■ **Data for this exercise**:
◆ ◆ ◆ ◆
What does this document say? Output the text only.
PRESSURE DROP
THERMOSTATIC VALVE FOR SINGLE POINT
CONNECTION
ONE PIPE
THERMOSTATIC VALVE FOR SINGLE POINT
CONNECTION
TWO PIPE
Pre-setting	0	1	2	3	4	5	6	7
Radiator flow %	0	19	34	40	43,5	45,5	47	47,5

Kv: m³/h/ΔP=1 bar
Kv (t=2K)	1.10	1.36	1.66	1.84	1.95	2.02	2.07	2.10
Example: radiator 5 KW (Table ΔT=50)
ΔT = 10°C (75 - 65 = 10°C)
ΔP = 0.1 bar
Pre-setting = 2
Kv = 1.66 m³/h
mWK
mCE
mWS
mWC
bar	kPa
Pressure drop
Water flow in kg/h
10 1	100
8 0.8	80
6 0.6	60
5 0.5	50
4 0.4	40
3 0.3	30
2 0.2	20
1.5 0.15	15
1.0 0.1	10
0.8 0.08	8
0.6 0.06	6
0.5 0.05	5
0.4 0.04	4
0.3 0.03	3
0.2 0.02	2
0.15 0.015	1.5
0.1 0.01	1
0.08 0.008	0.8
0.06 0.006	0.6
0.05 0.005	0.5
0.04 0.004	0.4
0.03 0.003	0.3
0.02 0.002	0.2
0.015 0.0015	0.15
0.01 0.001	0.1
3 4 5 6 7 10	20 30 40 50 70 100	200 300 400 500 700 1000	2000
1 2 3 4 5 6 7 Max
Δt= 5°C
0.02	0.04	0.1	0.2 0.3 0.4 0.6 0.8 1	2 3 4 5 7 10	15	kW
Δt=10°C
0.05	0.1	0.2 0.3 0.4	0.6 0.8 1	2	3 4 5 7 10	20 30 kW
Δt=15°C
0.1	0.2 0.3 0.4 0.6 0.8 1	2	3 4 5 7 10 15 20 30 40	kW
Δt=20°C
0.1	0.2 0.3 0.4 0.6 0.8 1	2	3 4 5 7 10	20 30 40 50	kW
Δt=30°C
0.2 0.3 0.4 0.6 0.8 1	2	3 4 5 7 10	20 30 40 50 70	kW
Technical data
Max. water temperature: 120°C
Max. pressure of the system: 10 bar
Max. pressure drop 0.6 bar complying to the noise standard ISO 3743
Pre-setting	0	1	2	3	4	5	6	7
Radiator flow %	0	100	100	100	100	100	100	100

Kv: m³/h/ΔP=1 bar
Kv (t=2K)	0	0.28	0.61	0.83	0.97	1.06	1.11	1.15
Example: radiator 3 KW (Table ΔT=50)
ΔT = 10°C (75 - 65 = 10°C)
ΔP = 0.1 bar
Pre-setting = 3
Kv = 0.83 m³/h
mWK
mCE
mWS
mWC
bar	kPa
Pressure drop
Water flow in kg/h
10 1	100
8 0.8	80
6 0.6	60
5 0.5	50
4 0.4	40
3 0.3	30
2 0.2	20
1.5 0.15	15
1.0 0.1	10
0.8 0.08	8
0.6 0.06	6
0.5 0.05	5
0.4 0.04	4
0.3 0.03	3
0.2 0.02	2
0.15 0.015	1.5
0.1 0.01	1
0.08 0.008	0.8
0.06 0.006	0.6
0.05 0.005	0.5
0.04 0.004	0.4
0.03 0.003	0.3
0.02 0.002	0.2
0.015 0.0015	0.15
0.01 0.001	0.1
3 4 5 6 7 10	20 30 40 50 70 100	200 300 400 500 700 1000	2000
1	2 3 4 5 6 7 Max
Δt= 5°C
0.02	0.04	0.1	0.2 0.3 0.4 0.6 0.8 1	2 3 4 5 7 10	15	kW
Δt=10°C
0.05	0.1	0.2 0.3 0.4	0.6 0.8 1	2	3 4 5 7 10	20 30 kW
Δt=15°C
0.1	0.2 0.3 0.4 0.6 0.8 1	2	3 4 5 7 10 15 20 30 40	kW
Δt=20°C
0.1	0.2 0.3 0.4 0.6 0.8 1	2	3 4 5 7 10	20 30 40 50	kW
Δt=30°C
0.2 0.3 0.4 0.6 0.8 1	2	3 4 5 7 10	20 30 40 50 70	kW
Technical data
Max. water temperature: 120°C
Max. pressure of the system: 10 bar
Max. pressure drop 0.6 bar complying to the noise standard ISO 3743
◆ ◆ ◆ ◆
■ **Exercise**: Make a list of all lines in the data that contain "Example".

■ **Reply to the task**:
Example: radiator 5 KW (Table ΔT=50)
Example: radiator 3 KW (Table ΔT=50)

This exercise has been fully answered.